AIM: Below are the records. Gather each line that holds "RODA".
━━━━━ RECORDS SUPPLIED ━━━━━
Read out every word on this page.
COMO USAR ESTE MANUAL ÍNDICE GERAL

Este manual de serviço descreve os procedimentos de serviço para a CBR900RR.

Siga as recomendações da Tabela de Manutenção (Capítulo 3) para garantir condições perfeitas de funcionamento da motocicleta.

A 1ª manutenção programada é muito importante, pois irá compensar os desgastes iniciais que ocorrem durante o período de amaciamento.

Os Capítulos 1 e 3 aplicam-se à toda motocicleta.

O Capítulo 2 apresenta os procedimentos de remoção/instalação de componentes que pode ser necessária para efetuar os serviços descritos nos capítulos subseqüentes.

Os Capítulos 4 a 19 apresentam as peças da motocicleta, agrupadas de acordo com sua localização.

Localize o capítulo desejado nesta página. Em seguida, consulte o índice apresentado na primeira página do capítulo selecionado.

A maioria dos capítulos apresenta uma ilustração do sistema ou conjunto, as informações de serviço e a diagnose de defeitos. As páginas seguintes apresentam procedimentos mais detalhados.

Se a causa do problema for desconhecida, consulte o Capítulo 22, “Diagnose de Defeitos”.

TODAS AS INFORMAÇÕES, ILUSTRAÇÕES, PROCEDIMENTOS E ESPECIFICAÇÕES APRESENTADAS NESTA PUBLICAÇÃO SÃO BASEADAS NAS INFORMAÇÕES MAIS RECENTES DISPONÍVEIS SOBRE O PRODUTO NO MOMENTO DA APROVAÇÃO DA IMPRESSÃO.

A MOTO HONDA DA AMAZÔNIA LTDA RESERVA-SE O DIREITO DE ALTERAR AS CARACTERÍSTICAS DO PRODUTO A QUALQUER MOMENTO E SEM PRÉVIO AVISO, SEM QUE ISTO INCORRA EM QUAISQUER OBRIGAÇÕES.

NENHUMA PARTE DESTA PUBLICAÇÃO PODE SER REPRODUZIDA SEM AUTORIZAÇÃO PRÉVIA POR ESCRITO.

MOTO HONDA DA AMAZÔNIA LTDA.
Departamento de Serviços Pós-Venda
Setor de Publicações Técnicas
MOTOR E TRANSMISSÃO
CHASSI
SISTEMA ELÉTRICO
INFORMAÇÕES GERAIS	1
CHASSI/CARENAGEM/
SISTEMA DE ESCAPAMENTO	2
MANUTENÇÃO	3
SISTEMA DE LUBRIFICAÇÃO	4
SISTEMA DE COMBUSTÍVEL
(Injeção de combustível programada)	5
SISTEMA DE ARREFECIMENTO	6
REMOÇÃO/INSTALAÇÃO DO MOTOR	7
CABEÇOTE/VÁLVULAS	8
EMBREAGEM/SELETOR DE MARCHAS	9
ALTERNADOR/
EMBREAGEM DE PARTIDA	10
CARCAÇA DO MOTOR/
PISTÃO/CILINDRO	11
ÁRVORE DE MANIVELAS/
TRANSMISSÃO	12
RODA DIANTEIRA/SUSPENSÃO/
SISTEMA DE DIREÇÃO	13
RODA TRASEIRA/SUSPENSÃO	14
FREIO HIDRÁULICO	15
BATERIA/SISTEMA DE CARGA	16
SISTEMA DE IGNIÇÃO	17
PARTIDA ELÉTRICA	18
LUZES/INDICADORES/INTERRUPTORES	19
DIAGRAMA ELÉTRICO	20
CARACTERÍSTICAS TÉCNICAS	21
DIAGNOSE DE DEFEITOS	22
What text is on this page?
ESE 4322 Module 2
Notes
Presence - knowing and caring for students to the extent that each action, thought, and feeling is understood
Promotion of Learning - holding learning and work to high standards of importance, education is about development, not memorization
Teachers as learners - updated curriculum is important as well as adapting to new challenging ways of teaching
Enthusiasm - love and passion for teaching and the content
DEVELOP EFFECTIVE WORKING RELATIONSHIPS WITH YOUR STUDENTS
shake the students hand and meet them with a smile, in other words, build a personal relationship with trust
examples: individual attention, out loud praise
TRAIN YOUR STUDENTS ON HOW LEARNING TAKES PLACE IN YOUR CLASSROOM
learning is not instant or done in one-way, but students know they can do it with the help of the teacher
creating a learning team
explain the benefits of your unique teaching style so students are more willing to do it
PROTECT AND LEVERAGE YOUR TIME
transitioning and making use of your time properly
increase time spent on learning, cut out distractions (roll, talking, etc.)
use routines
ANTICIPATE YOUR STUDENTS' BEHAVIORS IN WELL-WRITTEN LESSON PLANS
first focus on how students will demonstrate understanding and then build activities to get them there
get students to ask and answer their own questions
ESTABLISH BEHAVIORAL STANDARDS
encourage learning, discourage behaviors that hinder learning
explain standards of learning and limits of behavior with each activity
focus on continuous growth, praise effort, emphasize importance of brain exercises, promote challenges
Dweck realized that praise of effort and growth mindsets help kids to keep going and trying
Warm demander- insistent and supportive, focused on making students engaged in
━━━━━
EXERCISE RESULT:
RODA DIANTEIRA/SUSPENSÃO/
RODA TRASEIRA/SUSPENSÃO	14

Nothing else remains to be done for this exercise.